**Your task**
Your task is to transcribe, word for word, the line containing "What's the underlying" and all lines that follow it to the end of the entries. Leave out the pictures.

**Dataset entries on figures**

- - - - -

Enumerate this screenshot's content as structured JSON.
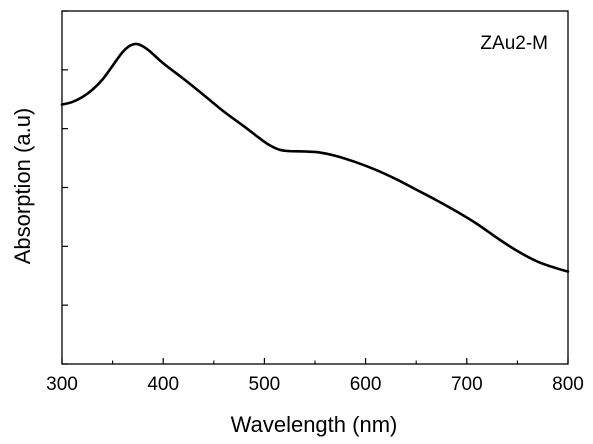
{
  "chart_data": {
    "type": "line",
    "xlabel": "Wavelength (nm)",
    "ylabel": "Absorption (a.u)",
    "annotation": "ZAu2-M",
    "xlim": [
      300,
      800
    ],
    "ylim": [
      0,
      1
    ],
    "x_ticks": [
      300,
      400,
      500,
      600,
      700,
      800
    ],
    "y_ticks_unlabeled": [
      0.0,
      0.1667,
      0.3333,
      0.5,
      0.6667,
      0.8333,
      1.0
    ],
    "grid": false,
    "series": [
      {
        "color": "#000000",
        "points": [
          [
            300,
            0.735
          ],
          [
            310,
            0.742
          ],
          [
            320,
            0.756
          ],
          [
            330,
            0.777
          ],
          [
            340,
            0.806
          ],
          [
            350,
            0.845
          ],
          [
            360,
            0.884
          ],
          [
            368,
            0.903
          ],
          [
            375,
            0.906
          ],
          [
            385,
            0.89
          ],
          [
            400,
            0.852
          ],
          [
            420,
            0.808
          ],
          [
            440,
            0.762
          ],
          [
            460,
            0.715
          ],
          [
            480,
            0.673
          ],
          [
            495,
            0.64
          ],
          [
            505,
            0.62
          ],
          [
            515,
            0.607
          ],
          [
            525,
            0.603
          ],
          [
            540,
            0.602
          ],
          [
            555,
            0.599
          ],
          [
            570,
            0.59
          ],
          [
            590,
            0.572
          ],
          [
            610,
            0.55
          ],
          [
            630,
            0.524
          ],
          [
            650,
            0.494
          ],
          [
            670,
            0.464
          ],
          [
            690,
            0.432
          ],
          [
            710,
            0.397
          ],
          [
            730,
            0.357
          ],
          [
            750,
            0.32
          ],
          [
            770,
            0.29
          ],
          [
            790,
            0.27
          ],
          [
            800,
            0.262
          ]
        ]
      }
    ]
  }
}
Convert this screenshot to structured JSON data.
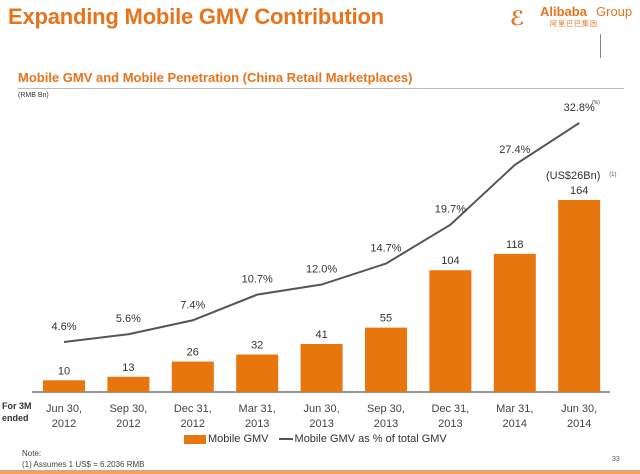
{
  "header": {
    "title": "Expanding Mobile GMV Contribution",
    "logo_mark": "ℰ",
    "logo_brand": "Alibaba",
    "logo_group": "Group",
    "logo_chinese": "阿里巴巴集团"
  },
  "chart_data": {
    "type": "bar+line",
    "title": "Mobile GMV and Mobile Penetration (China Retail Marketplaces)",
    "left_unit": "(RMB Bn)",
    "right_unit": "(%)",
    "x_prefix": "For 3M ended",
    "categories": [
      [
        "Jun 30,",
        "2012"
      ],
      [
        "Sep 30,",
        "2012"
      ],
      [
        "Dec 31,",
        "2012"
      ],
      [
        "Mar 31,",
        "2013"
      ],
      [
        "Jun 30,",
        "2013"
      ],
      [
        "Sep 30,",
        "2013"
      ],
      [
        "Dec 31,",
        "2013"
      ],
      [
        "Mar 31,",
        "2014"
      ],
      [
        "Jun 30,",
        "2014"
      ]
    ],
    "series": [
      {
        "name": "Mobile GMV",
        "type": "bar",
        "color": "#e8760f",
        "values": [
          10,
          13,
          26,
          32,
          41,
          55,
          104,
          118,
          164
        ],
        "labels": [
          "10",
          "13",
          "26",
          "32",
          "41",
          "55",
          "104",
          "118",
          "164"
        ]
      },
      {
        "name": "Mobile GMV as % of total GMV",
        "type": "line",
        "color": "#555555",
        "values": [
          4.6,
          5.6,
          7.4,
          10.7,
          12.0,
          14.7,
          19.7,
          27.4,
          32.8
        ],
        "labels": [
          "4.6%",
          "5.6%",
          "7.4%",
          "10.7%",
          "12.0%",
          "14.7%",
          "19.7%",
          "27.4%",
          "32.8%"
        ]
      }
    ],
    "annotation": {
      "text": "(US$26Bn)",
      "footnote_ref": "(1)",
      "category_index": 8
    },
    "bar_ylim": [
      0,
      164
    ],
    "line_ylim": [
      4.6,
      32.8
    ],
    "grid": false,
    "legend_position": "bottom"
  },
  "legend": {
    "bar_label": "Mobile GMV",
    "line_label": "Mobile GMV as % of total GMV"
  },
  "notes": {
    "heading": "Note:",
    "items": [
      "(1)    Assumes 1 US$ = 6.2036 RMB"
    ]
  },
  "footer": {
    "page_number": "33"
  }
}
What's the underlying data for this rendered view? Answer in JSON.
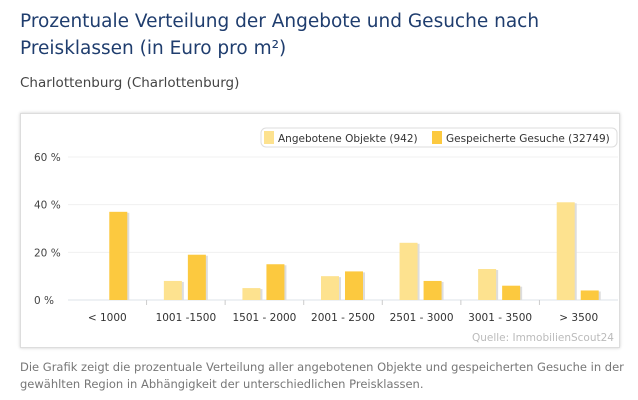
{
  "header": {
    "title": "Prozentuale Verteilung der Angebote und Gesuche nach Preisklassen (in Euro pro m²)",
    "subtitle": "Charlottenburg (Charlottenburg)"
  },
  "chart_data": {
    "type": "bar",
    "categories": [
      "< 1000",
      "1001 -1500",
      "1501 - 2000",
      "2001 - 2500",
      "2501 - 3000",
      "3001 - 3500",
      "> 3500"
    ],
    "series": [
      {
        "name": "Angebotene Objekte (942)",
        "color": "#fde28f",
        "values": [
          0,
          8,
          5,
          10,
          24,
          13,
          41
        ]
      },
      {
        "name": "Gespeicherte Gesuche (32749)",
        "color": "#fcc93f",
        "values": [
          37,
          19,
          15,
          12,
          8,
          6,
          4
        ]
      }
    ],
    "ylim": [
      0,
      60
    ],
    "yticks": [
      "0 %",
      "20 %",
      "40 %",
      "60 %"
    ],
    "ytick_values": [
      0,
      20,
      40,
      60
    ],
    "grid": true,
    "legend": "top-right",
    "source": "Quelle: ImmobilienScout24"
  },
  "footer": {
    "note": "Die Grafik zeigt die prozentuale Verteilung aller angebotenen Objekte und gespeicherten Gesuche in der gewählten Region in Abhängigkeit der unterschiedlichen Preisklassen."
  }
}
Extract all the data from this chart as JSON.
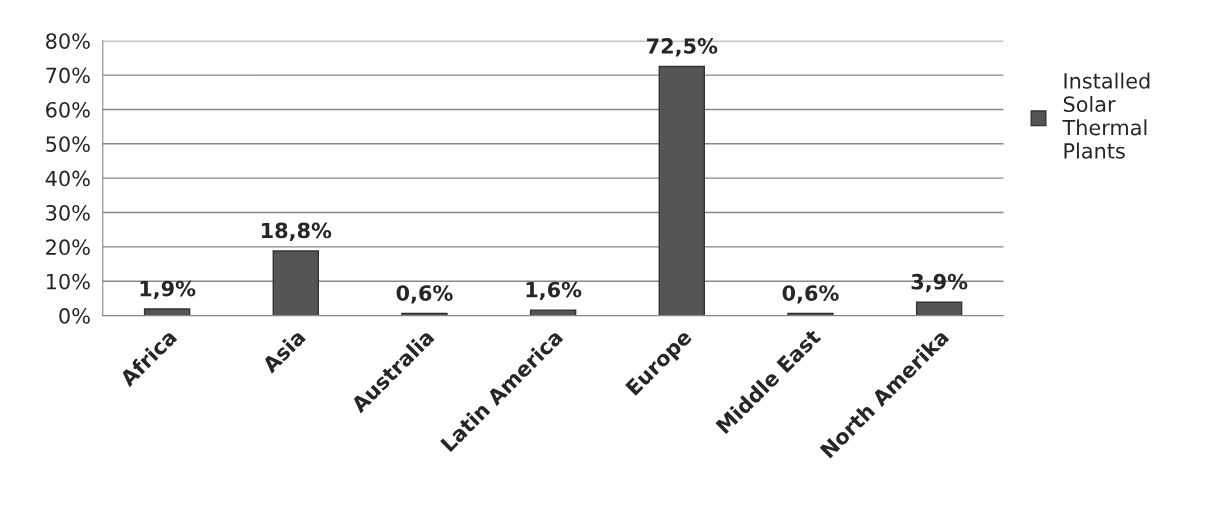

- - - - -

**Worked answer**
What's the underlying data for this rendered view? Answer in JSON.
{
  "header": {
    "title": "Prozentuale Verteilung der Angebote und Gesuche nach Preisklassen (in Euro pro m²)",
    "subtitle": "Charlottenburg (Charlottenburg)"
  },
  "chart_data": {
    "type": "bar",
    "categories": [
      "< 1000",
      "1001 -1500",
      "1501 - 2000",
      "2001 - 2500",
      "2501 - 3000",
      "3001 - 3500",
      "> 3500"
    ],
    "series": [
      {
        "name": "Angebotene Objekte (942)",
        "color": "#fde28f",
        "values": [
          0,
          8,
          5,
          10,
          24,
          13,
          41
        ]
      },
      {
        "name": "Gespeicherte Gesuche (32749)",
        "color": "#fcc93f",
        "values": [
          37,
          19,
          15,
          12,
          8,
          6,
          4
        ]
      }
    ],
    "ylim": [
      0,
      60
    ],
    "yticks": [
      "0 %",
      "20 %",
      "40 %",
      "60 %"
    ],
    "ytick_values": [
      0,
      20,
      40,
      60
    ],
    "grid": true,
    "legend": "top-right",
    "source": "Quelle: ImmobilienScout24"
  },
  "footer": {
    "note": "Die Grafik zeigt die prozentuale Verteilung aller angebotenen Objekte und gespeicherten Gesuche in der gewählten Region in Abhängigkeit der unterschiedlichen Preisklassen."
  }
}
Extract all the data from this chart as JSON.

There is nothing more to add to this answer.